■ SHORT PROBLEM: Reproduce the listing exactly, with no pictures in your copy.

* start SUPPLIED INFORMATION *

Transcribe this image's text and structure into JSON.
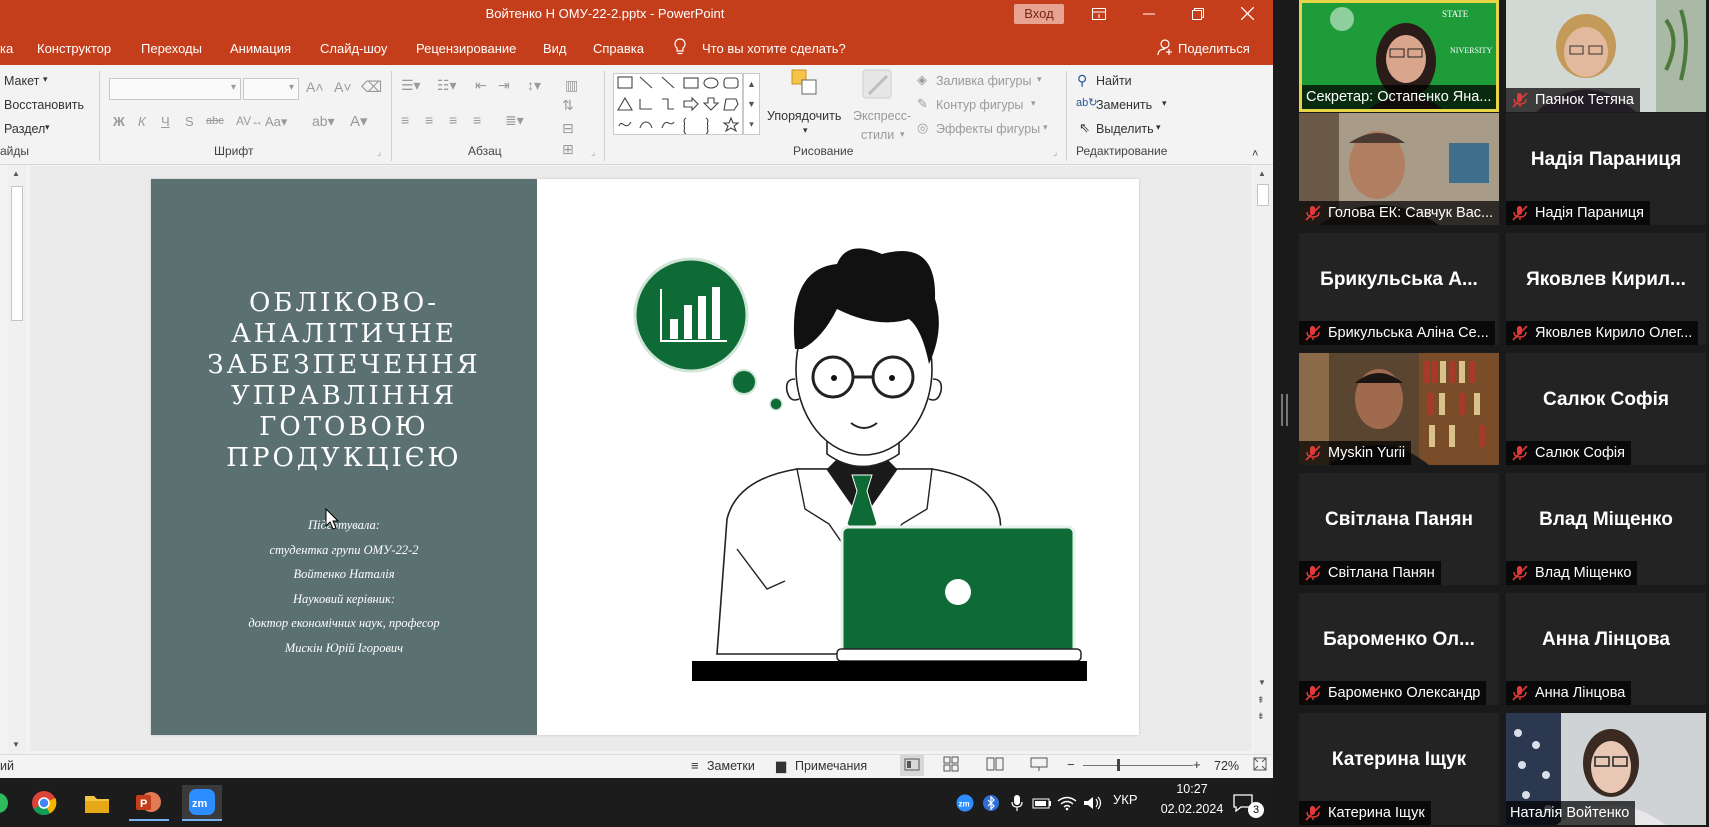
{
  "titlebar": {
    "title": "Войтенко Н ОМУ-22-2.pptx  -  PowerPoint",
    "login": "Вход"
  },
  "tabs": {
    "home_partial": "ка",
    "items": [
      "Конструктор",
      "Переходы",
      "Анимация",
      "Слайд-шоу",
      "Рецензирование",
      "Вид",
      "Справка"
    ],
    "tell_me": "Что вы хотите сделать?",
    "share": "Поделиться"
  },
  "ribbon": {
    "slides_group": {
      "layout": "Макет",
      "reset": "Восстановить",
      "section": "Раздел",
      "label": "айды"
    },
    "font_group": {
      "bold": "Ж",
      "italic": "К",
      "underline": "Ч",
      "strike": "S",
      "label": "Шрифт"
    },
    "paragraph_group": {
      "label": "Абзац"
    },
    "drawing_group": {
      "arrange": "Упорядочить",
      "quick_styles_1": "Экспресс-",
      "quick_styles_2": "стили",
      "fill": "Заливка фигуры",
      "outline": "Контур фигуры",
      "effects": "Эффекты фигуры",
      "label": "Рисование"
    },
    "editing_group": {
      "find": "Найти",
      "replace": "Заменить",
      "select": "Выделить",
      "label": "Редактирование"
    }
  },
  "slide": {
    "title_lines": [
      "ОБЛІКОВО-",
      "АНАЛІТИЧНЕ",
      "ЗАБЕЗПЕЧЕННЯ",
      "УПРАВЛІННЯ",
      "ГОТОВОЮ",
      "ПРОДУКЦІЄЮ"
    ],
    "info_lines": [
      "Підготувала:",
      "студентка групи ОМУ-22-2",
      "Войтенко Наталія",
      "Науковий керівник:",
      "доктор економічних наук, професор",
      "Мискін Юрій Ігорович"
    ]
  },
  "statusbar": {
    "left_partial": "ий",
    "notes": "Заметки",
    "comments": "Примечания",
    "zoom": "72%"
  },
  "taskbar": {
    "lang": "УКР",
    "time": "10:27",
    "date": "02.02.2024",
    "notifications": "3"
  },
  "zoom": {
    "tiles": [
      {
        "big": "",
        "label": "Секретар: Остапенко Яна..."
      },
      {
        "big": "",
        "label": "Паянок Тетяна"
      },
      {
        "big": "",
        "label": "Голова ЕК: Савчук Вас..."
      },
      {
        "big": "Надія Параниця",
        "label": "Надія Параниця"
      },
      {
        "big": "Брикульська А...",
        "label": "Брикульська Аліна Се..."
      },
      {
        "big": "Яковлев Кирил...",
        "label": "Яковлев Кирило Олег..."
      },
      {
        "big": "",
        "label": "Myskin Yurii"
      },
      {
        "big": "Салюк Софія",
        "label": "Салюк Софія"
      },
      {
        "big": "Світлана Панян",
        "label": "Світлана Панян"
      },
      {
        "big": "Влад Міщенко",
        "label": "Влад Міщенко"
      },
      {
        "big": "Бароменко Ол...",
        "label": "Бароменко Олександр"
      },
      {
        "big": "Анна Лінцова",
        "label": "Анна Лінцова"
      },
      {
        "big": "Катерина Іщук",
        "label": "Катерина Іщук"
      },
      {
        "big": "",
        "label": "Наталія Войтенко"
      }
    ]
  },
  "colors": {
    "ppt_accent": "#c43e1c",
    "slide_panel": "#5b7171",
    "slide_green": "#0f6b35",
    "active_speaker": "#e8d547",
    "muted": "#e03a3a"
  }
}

* end SUPPLIED INFORMATION *

■ WORKED ANSWER:
Transcribe this image's text and structure into JSON.
{
  "titlebar": {
    "title": "Войтенко Н ОМУ-22-2.pptx  -  PowerPoint",
    "login": "Вход"
  },
  "tabs": {
    "home_partial": "ка",
    "items": [
      "Конструктор",
      "Переходы",
      "Анимация",
      "Слайд-шоу",
      "Рецензирование",
      "Вид",
      "Справка"
    ],
    "tell_me": "Что вы хотите сделать?",
    "share": "Поделиться"
  },
  "ribbon": {
    "slides_group": {
      "layout": "Макет",
      "reset": "Восстановить",
      "section": "Раздел",
      "label": "айды"
    },
    "font_group": {
      "bold": "Ж",
      "italic": "К",
      "underline": "Ч",
      "strike": "S",
      "label": "Шрифт"
    },
    "paragraph_group": {
      "label": "Абзац"
    },
    "drawing_group": {
      "arrange": "Упорядочить",
      "quick_styles_1": "Экспресс-",
      "quick_styles_2": "стили",
      "fill": "Заливка фигуры",
      "outline": "Контур фигуры",
      "effects": "Эффекты фигуры",
      "label": "Рисование"
    },
    "editing_group": {
      "find": "Найти",
      "replace": "Заменить",
      "select": "Выделить",
      "label": "Редактирование"
    }
  },
  "slide": {
    "title_lines": [
      "ОБЛІКОВО-",
      "АНАЛІТИЧНЕ",
      "ЗАБЕЗПЕЧЕННЯ",
      "УПРАВЛІННЯ",
      "ГОТОВОЮ",
      "ПРОДУКЦІЄЮ"
    ],
    "info_lines": [
      "Підготувала:",
      "студентка групи ОМУ-22-2",
      "Войтенко Наталія",
      "Науковий керівник:",
      "доктор економічних наук, професор",
      "Мискін Юрій Ігорович"
    ]
  },
  "statusbar": {
    "left_partial": "ий",
    "notes": "Заметки",
    "comments": "Примечания",
    "zoom": "72%"
  },
  "taskbar": {
    "lang": "УКР",
    "time": "10:27",
    "date": "02.02.2024",
    "notifications": "3"
  },
  "zoom": {
    "tiles": [
      {
        "big": "",
        "label": "Секретар: Остапенко Яна..."
      },
      {
        "big": "",
        "label": "Паянок Тетяна"
      },
      {
        "big": "",
        "label": "Голова ЕК: Савчук Вас..."
      },
      {
        "big": "Надія Параниця",
        "label": "Надія Параниця"
      },
      {
        "big": "Брикульська А...",
        "label": "Брикульська Аліна Се..."
      },
      {
        "big": "Яковлев Кирил...",
        "label": "Яковлев Кирило Олег..."
      },
      {
        "big": "",
        "label": "Myskin Yurii"
      },
      {
        "big": "Салюк Софія",
        "label": "Салюк Софія"
      },
      {
        "big": "Світлана Панян",
        "label": "Світлана Панян"
      },
      {
        "big": "Влад Міщенко",
        "label": "Влад Міщенко"
      },
      {
        "big": "Бароменко Ол...",
        "label": "Бароменко Олександр"
      },
      {
        "big": "Анна Лінцова",
        "label": "Анна Лінцова"
      },
      {
        "big": "Катерина Іщук",
        "label": "Катерина Іщук"
      },
      {
        "big": "",
        "label": "Наталія Войтенко"
      }
    ]
  },
  "colors": {
    "ppt_accent": "#c43e1c",
    "slide_panel": "#5b7171",
    "slide_green": "#0f6b35",
    "active_speaker": "#e8d547",
    "muted": "#e03a3a"
  }
}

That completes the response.